Aim of the task
Keep only the lines of the listing that include the word "JSON", and copy them.

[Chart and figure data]
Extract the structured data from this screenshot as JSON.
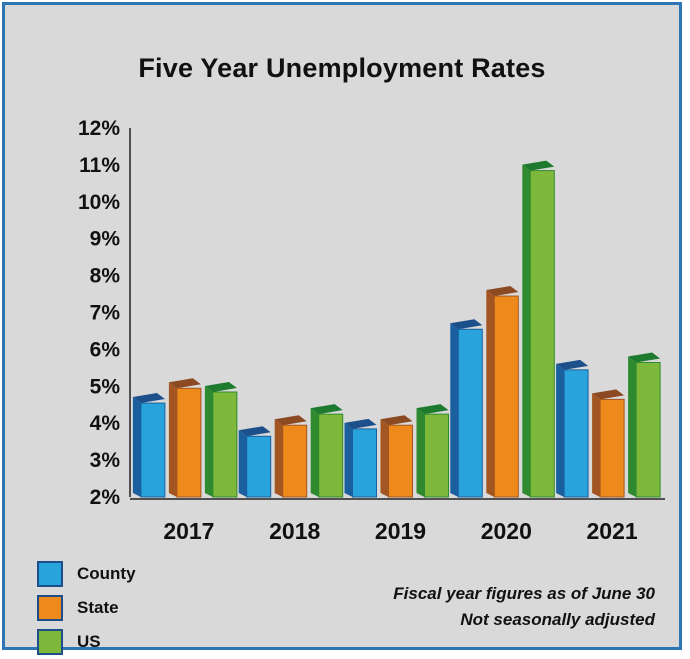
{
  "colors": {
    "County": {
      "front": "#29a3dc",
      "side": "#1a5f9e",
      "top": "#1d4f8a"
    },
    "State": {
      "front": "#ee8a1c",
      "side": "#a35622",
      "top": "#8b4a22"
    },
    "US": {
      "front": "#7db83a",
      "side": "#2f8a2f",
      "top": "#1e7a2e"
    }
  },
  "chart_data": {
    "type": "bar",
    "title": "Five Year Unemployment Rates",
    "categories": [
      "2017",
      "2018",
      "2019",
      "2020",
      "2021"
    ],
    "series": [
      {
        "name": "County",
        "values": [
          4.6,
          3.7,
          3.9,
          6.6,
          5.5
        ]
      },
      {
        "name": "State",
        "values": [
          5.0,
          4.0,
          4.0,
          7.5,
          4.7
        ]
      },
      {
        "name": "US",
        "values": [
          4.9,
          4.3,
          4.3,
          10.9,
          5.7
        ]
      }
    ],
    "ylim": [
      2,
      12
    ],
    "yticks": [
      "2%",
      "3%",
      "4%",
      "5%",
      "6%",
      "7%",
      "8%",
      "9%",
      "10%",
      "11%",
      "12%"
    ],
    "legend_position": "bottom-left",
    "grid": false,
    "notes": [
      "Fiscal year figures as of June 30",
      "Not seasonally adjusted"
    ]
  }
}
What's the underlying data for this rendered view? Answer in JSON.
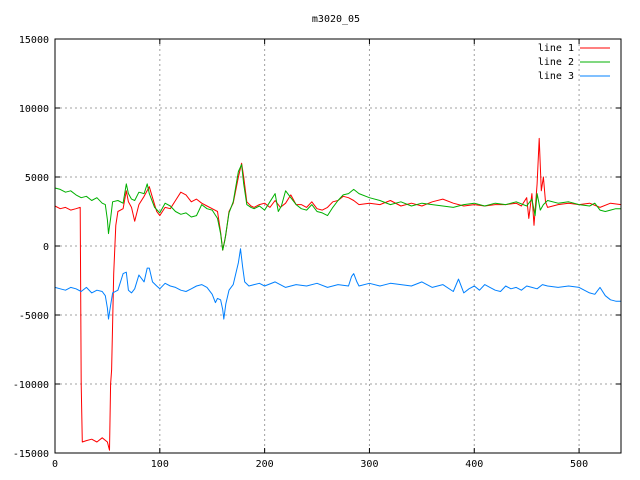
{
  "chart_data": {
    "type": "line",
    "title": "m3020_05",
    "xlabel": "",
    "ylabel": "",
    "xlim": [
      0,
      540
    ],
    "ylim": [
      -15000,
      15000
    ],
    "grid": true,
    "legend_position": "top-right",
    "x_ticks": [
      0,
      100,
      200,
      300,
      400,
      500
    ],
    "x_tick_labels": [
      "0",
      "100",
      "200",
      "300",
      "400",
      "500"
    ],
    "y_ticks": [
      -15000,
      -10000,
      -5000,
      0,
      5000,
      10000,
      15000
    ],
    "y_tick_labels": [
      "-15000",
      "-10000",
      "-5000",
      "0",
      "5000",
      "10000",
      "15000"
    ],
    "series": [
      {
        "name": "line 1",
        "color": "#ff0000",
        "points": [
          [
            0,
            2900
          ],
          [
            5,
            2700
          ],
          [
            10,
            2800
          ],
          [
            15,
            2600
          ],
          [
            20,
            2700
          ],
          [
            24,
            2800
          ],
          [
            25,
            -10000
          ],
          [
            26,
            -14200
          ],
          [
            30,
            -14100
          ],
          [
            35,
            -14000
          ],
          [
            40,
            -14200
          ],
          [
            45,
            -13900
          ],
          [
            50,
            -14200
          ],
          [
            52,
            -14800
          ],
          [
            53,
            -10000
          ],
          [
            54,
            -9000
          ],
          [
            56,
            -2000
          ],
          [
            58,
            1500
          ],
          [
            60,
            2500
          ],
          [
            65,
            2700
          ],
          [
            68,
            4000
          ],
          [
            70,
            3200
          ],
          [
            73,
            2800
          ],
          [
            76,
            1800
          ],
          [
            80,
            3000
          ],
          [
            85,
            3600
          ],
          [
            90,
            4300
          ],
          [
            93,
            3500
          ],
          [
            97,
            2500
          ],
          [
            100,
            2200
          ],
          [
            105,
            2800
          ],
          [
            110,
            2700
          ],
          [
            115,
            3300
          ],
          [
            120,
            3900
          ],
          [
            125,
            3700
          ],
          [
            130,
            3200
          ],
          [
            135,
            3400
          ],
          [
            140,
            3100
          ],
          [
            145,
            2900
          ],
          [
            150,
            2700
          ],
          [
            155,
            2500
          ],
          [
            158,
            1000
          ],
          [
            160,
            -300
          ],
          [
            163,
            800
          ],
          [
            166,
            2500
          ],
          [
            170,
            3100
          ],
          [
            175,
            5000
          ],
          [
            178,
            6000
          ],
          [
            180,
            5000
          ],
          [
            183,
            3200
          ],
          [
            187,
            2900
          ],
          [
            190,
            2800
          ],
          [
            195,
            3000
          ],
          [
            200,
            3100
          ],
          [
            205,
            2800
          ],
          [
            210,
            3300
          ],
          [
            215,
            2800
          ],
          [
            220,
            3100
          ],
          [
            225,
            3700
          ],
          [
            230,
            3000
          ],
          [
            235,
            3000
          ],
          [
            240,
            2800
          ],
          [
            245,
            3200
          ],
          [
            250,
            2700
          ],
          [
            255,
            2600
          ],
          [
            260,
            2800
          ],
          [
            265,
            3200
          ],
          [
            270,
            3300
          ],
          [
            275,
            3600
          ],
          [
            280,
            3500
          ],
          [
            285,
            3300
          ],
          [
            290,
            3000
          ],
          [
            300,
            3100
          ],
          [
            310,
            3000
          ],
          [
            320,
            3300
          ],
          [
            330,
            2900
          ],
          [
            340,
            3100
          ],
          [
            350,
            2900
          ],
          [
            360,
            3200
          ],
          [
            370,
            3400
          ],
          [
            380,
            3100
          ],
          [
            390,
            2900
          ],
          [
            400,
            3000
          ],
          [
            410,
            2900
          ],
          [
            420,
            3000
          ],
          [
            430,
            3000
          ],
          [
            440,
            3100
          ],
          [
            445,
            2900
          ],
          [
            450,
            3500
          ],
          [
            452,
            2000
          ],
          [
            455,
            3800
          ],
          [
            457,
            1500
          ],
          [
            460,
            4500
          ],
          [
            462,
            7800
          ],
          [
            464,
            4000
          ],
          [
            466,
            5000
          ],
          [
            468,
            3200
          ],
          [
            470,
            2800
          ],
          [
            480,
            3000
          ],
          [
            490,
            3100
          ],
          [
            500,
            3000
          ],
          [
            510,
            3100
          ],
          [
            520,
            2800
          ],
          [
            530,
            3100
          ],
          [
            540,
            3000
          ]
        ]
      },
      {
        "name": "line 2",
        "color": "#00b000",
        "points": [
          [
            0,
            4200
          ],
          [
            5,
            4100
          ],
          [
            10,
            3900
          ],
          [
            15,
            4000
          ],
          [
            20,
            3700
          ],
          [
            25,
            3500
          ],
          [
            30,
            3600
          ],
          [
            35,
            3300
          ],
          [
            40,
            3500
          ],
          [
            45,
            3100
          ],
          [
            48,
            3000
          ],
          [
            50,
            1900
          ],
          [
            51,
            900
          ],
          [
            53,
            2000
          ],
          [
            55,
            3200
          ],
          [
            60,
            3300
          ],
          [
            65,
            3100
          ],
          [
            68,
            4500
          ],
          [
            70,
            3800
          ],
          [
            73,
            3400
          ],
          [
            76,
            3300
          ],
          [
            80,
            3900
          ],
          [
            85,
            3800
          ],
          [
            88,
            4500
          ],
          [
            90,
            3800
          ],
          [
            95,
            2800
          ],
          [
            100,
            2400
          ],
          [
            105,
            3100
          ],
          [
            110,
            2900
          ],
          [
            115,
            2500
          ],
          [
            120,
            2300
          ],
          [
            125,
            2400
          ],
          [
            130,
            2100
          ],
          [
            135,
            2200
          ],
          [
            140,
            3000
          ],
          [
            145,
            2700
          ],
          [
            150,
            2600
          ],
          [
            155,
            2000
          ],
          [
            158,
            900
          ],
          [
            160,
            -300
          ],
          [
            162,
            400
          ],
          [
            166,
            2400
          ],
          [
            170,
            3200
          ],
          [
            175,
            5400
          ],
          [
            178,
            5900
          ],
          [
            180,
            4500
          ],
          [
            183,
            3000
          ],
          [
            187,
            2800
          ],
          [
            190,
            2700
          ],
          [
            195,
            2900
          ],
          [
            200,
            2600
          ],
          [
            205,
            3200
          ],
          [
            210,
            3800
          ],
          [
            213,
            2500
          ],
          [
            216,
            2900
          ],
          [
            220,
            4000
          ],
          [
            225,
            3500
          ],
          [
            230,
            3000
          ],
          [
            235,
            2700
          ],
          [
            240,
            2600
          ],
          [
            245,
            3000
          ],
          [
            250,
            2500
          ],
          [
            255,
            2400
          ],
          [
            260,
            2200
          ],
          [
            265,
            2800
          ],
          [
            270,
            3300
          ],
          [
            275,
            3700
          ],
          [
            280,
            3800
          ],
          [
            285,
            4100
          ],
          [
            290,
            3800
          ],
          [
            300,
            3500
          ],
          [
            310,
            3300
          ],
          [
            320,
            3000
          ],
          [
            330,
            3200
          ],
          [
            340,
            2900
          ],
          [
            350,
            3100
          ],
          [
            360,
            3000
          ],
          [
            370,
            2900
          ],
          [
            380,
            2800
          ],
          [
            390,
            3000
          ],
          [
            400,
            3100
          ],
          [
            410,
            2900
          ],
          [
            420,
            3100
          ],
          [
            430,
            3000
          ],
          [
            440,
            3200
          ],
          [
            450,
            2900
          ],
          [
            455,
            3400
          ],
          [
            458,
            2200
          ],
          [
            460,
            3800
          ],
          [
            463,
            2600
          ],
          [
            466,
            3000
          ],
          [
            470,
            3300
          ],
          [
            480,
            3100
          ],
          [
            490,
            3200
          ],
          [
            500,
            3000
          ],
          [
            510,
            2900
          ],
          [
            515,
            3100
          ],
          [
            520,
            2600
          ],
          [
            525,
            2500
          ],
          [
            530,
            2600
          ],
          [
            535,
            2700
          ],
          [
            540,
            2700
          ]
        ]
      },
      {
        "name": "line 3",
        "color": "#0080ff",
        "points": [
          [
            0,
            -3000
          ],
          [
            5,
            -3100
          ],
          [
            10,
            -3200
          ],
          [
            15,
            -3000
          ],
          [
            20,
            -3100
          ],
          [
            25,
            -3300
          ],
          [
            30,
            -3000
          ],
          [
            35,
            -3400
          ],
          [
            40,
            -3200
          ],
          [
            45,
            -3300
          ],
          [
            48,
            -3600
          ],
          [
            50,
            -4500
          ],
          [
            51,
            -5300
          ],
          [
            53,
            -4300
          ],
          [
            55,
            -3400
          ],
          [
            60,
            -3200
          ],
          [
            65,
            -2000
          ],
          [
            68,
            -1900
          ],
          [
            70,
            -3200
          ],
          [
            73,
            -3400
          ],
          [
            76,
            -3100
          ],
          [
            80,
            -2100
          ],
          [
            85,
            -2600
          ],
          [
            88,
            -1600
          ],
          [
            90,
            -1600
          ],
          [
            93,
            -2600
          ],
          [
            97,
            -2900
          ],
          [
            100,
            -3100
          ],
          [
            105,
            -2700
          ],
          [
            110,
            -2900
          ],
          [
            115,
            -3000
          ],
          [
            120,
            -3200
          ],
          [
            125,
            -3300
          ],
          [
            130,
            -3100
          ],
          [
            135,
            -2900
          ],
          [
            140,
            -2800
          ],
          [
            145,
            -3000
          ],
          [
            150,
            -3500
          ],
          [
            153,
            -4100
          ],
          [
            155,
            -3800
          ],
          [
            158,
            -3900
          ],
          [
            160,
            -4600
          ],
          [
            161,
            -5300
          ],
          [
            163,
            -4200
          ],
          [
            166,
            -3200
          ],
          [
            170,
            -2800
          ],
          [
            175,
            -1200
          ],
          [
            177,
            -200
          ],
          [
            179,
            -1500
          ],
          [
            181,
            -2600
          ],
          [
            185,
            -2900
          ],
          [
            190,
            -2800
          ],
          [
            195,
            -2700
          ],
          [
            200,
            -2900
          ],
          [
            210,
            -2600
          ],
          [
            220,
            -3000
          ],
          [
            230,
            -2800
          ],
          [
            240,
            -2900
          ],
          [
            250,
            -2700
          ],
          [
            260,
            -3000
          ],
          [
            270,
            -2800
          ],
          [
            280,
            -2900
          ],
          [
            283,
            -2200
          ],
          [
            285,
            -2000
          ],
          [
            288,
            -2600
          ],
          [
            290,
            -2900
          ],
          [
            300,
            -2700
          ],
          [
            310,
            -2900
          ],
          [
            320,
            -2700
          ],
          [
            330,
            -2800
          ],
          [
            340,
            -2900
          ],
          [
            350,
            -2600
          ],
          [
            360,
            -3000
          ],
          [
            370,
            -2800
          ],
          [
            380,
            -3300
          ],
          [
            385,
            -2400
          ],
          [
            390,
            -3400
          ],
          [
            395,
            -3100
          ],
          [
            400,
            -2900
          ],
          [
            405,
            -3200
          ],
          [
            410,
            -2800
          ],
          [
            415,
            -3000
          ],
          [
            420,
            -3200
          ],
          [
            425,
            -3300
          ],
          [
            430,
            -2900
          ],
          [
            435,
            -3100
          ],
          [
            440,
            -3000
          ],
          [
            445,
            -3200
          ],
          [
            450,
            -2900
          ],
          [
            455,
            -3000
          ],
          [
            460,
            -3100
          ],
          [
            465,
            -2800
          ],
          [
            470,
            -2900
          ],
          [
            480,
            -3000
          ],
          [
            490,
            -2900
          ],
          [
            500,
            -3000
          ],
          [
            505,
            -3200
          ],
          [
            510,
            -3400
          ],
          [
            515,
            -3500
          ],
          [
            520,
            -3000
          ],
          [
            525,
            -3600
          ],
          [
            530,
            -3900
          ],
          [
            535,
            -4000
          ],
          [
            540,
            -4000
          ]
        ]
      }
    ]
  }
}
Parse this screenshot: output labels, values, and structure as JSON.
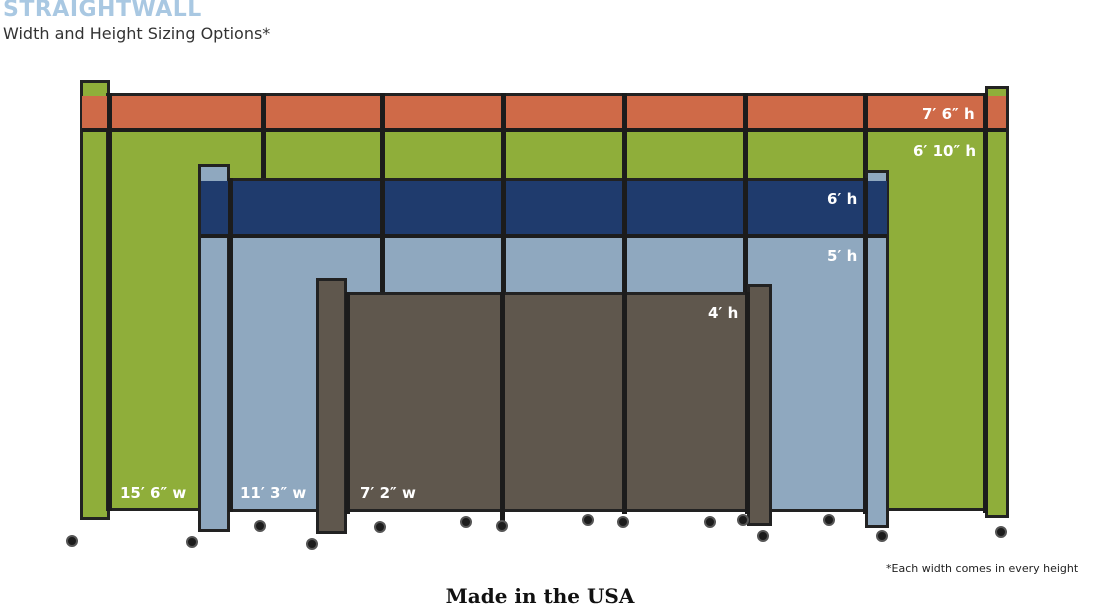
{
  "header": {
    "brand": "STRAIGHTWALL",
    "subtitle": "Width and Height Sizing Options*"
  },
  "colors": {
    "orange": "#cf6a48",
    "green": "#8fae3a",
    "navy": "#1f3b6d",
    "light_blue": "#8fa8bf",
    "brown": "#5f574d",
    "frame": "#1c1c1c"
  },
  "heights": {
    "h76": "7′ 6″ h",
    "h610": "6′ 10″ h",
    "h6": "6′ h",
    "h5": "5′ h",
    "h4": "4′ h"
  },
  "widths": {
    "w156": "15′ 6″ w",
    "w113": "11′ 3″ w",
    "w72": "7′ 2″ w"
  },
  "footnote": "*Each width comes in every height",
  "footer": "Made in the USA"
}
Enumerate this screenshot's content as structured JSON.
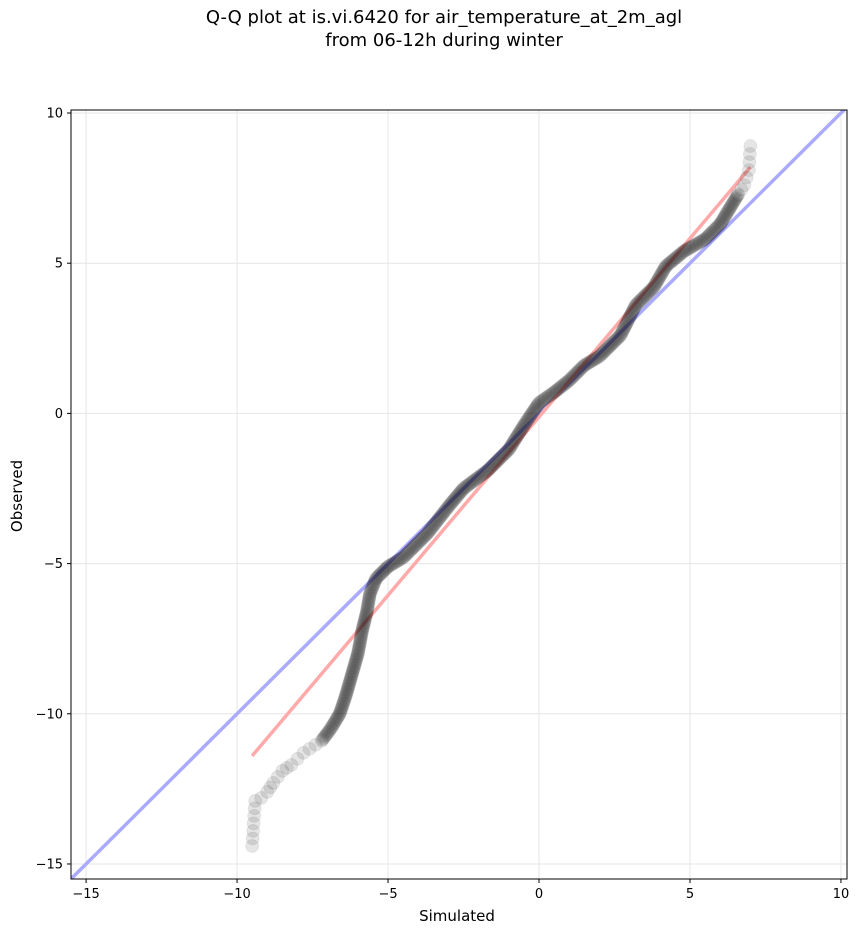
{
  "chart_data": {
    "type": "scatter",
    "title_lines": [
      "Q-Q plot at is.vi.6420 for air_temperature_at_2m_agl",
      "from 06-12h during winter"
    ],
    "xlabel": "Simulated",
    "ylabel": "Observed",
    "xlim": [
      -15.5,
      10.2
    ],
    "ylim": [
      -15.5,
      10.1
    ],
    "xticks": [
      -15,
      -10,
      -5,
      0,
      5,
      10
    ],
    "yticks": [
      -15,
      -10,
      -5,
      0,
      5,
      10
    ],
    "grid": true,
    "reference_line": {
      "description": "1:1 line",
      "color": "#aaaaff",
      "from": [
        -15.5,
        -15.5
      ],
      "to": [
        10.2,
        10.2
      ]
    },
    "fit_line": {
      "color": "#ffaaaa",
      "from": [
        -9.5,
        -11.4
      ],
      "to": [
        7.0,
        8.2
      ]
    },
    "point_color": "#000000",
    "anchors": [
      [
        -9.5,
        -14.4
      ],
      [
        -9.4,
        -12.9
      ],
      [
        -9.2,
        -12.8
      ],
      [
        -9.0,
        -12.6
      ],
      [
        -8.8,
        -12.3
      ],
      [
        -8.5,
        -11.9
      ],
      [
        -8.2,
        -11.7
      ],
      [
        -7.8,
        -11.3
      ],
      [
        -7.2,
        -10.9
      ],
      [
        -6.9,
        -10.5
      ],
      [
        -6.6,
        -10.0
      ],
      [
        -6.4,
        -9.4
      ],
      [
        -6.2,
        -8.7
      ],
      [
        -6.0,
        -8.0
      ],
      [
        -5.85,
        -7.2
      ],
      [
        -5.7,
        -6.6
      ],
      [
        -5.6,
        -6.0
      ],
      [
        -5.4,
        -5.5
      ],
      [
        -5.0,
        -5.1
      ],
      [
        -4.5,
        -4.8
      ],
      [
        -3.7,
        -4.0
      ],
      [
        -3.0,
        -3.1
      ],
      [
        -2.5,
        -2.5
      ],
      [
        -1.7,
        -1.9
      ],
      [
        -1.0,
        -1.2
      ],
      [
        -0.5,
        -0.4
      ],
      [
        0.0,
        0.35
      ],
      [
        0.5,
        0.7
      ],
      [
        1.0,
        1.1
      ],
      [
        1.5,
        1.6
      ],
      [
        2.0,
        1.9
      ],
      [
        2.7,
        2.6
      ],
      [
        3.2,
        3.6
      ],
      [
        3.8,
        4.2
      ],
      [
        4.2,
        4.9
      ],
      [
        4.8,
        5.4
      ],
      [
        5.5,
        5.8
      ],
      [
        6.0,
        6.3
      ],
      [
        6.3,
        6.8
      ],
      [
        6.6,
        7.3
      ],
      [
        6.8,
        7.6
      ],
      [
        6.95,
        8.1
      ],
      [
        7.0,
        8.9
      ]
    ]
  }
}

Solution to this exercise
Extract the structured data from this screenshot as JSON.
What's the underlying data for this rendered view? Answer in JSON.
Parse this screenshot: output labels, values, and structure as JSON.
Enumerate this screenshot's content as structured JSON.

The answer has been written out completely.